__Exercise directions__
Sort through the entries below and pull out lines containing the word "utama".

──────── Data for processing ────────

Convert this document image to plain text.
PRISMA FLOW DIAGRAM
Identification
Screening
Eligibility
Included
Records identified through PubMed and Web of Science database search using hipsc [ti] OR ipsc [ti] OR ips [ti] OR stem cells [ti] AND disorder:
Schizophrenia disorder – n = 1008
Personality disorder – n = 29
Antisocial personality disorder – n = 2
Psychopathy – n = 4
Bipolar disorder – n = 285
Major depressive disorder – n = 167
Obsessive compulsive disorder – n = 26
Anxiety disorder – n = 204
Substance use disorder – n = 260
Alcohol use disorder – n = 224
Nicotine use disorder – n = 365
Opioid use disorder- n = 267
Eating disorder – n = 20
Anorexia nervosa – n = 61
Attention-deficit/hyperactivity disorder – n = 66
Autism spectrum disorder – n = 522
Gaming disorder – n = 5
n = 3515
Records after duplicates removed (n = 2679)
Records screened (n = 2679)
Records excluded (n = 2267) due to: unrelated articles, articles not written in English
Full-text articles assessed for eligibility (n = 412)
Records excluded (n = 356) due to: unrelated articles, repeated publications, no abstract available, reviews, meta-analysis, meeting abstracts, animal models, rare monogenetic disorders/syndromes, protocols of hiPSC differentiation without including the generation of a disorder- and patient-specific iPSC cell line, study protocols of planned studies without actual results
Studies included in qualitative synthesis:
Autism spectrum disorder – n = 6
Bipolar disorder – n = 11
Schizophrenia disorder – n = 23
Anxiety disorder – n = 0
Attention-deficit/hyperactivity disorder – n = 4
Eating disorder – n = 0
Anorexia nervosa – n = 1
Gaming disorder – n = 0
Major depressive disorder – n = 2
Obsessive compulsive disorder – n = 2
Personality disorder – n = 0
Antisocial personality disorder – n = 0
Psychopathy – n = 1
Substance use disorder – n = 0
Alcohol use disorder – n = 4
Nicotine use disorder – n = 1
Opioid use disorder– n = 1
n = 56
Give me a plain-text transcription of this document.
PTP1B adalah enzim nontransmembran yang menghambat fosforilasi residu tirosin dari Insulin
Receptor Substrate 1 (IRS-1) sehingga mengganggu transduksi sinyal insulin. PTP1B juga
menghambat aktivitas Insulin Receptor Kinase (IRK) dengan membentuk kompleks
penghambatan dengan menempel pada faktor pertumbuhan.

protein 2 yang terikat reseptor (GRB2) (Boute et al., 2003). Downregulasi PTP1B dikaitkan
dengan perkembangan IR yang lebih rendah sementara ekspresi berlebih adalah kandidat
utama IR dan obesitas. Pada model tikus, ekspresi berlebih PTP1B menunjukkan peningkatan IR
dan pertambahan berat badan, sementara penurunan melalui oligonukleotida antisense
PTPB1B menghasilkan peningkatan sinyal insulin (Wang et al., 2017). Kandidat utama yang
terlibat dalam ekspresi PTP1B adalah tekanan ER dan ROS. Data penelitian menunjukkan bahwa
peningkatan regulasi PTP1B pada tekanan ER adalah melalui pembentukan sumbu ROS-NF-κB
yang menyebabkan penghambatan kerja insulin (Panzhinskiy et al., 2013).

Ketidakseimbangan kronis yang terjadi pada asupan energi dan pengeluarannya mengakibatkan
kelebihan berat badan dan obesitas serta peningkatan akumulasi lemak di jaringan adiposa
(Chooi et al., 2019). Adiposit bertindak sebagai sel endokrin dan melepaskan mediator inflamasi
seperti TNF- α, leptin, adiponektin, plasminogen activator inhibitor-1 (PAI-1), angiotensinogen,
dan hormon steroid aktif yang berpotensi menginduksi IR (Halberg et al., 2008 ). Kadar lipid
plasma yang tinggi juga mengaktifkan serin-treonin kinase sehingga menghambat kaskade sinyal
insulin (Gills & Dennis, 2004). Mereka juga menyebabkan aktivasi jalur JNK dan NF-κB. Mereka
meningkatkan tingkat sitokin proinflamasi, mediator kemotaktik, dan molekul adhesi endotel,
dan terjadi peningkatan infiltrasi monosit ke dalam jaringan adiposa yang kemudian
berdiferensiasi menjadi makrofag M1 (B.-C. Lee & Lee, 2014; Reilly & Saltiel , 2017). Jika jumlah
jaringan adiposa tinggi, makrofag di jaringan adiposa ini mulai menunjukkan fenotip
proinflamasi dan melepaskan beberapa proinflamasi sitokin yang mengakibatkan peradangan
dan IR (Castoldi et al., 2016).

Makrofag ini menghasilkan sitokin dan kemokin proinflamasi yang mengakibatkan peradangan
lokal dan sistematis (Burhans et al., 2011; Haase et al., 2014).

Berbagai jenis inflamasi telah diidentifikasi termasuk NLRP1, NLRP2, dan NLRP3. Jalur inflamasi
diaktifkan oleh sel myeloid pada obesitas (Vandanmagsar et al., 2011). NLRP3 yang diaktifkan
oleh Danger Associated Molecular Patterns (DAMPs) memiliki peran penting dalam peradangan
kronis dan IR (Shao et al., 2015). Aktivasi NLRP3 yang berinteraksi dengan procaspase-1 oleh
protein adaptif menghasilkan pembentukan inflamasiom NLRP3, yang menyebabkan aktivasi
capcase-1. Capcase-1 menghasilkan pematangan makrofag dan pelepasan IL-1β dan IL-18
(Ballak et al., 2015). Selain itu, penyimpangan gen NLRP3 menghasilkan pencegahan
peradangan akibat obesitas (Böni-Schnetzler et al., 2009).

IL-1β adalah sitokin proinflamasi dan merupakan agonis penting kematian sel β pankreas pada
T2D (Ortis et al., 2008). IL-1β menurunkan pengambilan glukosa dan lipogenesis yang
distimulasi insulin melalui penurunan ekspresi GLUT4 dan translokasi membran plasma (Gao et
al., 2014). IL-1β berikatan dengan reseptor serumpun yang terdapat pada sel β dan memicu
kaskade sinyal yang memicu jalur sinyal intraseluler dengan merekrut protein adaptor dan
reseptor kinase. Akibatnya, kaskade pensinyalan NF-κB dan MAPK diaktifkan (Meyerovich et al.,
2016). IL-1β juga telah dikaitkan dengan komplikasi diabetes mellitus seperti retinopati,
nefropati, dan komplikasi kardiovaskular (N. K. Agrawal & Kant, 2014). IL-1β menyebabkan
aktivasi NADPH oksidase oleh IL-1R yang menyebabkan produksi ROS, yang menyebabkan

────────

__Worked solution__
utama IR dan obesitas. Pada model tikus, ekspresi berlebih PTP1B menunjukkan peningkatan IR
PTPB1B menghasilkan peningkatan sinyal insulin (Wang et al., 2017). Kandidat utama yang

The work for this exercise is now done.